Sean: I think there's sort of peer prediction oracle models, which is super interesting, and there can be multiple variations of that, so I think that's relevant. From a creator perspective, or even from a creator/consumer investor perspective, my instinct is just that, this whole ecosystem is just going to be way too big to make it effective to pick individual assets, at least as a general, unless you know something very deeply about a particular community, or about a particular creator. Pursuing other options is just going to be necessary as this grows, because this whole thing is, the internet and this particular technology has just been so effective at taking formally liquid assets, and then suddenly making them enormously liquid, and Sam Lesson wrote a little bit about this recently.
There's a number of different ways to go into [inaudible 00:35:58] but still, some of the most obvious problems are just in how you interact with this. Creators are able to take advantage of platforms like Twitch and others to circumvent the Spotify-like models. They no longer need several million monthly streams, 30 seconds or more, as a musician, to make a living, they could have an audience of very loyal followers that number in the hundreds and make a living.
They need to churn out an enormous amount of content to do that, but they cut out a lot of middlemen. Cutting out middlemen just means that the creators end up taking more of those business functions themselves, it doesn't mean that the business functions ceases to exist. So things like packaging, marketing, community interaction, all that falls on the creator.
When it comes to digitizing ownership of experiences, whether it's a limited concert, 100 pieces of ownership of a concert, that is a bootleg concert that can be subsequently traded or some other kind of piece of art. The tooling around how that works, and what that feels like from a creator perspective and from a follower perspective, assembling essentially, a portfolio of creative objects that hopefully generate dividends, which is kind of what happens when you're a follower accumulating these experiences.
The tools and the experiences, and what the products really look like is just not there yet, it's sort of a group of plugins, multiple chain options, different open market places, a few white label branded experiences as well. There are a lot of great early experiments happening, but from a creator perspective, that toolset that acknowledges I am running a business as a solo creator and I have a direct interaction with my fans and audience, and I need the tools to make all of that work effectively, that tool piece isn't there. Whether you do that as investment in an NFT infrastructure, or just tools and other parts of the ecosystem, that's another in the area I think that will get flushed out over these coming months.
Jeremy: Yes. There's a huge amount to build, obviously, on those fronts. I want to maybe just turn this one other direction and get both of your thoughts on this, which is, as we started out at the top here, most of the time when we're talking about NFTs, we're talking about as noted, this sort of liquid intellectual property that can exist as digital content items that are on the internet, on blockchains, et cetera. Obviously, the concept of a non-fungible token extends well outside of purely digital objects and into physical objects, and also into even access to say, underlying royalty streams, underlying yield from someone who's producing something.
I'm just curious to hear your thoughts on the crossover between the physical world and NFTs, and it very much relates to the financialization of NFTs, because if you can build these really, really robust long-tail capital market functions for NFTs at the digital content item level, you also obviously are really fundamentally building the same underlying market infrastructure for NFTs that have to do with physical objects as well as even concepts like there's a landowner in a country that wants to sell NFTs that are essentially profits from the yield of the land as it were, just in a really, really simple example. That's a form of non-fungible token.

▶ [Things to do]
#1 According to the transcript excerpt, how large an audience of loyal followers can let a musician make a living?
#2 Repeat the transcript excerpt from "There's a number" to "make a living.", substituting "YouTube" for "Twitch".
The material that comes next is not needed.

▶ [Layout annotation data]
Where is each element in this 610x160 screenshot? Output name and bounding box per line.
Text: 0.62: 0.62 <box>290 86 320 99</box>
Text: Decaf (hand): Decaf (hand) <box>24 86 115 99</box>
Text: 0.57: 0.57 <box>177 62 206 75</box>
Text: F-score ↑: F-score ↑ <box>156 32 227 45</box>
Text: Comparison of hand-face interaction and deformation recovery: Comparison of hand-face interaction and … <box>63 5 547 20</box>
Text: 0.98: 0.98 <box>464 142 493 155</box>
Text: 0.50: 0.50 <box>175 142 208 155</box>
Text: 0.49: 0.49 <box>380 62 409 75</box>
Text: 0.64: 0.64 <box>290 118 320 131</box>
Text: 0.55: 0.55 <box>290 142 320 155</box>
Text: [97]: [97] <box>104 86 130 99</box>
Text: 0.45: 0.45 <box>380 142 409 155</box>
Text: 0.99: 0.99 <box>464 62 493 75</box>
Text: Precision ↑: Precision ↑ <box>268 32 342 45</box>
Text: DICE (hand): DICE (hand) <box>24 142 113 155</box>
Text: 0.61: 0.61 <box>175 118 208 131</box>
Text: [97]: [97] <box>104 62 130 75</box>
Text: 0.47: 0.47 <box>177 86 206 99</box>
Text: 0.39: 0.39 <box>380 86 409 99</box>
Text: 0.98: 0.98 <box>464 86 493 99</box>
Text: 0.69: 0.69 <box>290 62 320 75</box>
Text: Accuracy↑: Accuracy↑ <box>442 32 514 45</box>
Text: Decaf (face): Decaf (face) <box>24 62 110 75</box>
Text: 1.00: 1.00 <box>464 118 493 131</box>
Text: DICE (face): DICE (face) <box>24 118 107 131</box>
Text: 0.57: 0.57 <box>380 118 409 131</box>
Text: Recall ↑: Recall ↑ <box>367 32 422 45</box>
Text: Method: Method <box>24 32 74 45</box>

▶ [In response]
#1 An audience of very loyal followers that number in the hundreds.

#2
There's a number of different ways to go into [inaudible 00:35:58] but still, some of the most obvious problems are just in how you interact with this. Creators are able to take advantage of platforms like YouTube and others to circumvent the Spotify-like models. They no longer need several million monthly streams, 30 seconds or more, as a musician, to make a living, they could have an audience of very loyal followers that number in the hundreds and make a living.